◆ **What you have to do**:
Please find all lines in the data that hold the string "translation" and copy them.
[Dataset excerpts Boundary: Start]
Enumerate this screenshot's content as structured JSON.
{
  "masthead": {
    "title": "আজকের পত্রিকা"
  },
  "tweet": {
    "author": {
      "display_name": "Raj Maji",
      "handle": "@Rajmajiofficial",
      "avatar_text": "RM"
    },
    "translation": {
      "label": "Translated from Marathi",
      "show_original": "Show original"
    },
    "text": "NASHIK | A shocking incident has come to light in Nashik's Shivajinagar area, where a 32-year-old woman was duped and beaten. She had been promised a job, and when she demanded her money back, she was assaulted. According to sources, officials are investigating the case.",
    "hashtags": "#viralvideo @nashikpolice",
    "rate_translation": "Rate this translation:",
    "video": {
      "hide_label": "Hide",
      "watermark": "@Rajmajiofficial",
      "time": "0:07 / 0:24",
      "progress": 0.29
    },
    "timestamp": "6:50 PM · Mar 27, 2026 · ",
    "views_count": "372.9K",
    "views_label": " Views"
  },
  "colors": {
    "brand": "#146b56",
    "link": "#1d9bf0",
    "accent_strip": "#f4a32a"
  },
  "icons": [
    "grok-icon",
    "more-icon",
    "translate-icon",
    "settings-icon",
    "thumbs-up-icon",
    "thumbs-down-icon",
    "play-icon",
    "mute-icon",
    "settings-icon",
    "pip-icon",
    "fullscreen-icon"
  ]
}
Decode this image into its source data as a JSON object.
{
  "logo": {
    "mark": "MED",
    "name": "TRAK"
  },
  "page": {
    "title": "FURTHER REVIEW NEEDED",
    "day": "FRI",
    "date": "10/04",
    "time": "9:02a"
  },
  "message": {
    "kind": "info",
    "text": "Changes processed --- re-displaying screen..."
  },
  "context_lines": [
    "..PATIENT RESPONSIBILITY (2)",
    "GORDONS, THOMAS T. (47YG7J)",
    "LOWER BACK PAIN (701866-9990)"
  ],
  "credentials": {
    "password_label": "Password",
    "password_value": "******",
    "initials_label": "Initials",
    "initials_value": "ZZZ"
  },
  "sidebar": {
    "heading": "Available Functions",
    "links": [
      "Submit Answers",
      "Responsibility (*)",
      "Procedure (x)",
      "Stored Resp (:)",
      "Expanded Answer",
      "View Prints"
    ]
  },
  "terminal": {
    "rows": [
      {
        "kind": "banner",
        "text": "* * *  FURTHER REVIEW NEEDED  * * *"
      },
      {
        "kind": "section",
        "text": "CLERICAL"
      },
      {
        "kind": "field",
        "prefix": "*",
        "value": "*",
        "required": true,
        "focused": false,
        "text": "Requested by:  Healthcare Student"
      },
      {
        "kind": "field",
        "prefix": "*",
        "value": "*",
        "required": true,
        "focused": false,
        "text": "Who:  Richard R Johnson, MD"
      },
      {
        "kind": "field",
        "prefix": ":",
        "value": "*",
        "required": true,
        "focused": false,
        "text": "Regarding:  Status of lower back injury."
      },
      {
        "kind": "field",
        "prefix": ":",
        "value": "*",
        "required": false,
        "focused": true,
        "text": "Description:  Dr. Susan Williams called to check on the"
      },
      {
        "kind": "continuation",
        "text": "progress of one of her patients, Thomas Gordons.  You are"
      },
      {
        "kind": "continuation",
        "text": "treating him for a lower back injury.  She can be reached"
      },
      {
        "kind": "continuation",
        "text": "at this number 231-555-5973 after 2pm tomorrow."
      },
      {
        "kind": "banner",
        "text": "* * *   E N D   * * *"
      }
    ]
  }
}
[Dataset excerpts Boundary: End]
◆ **Exercise output**:
    "translation": {
    "rate_translation": "Rate this translation:",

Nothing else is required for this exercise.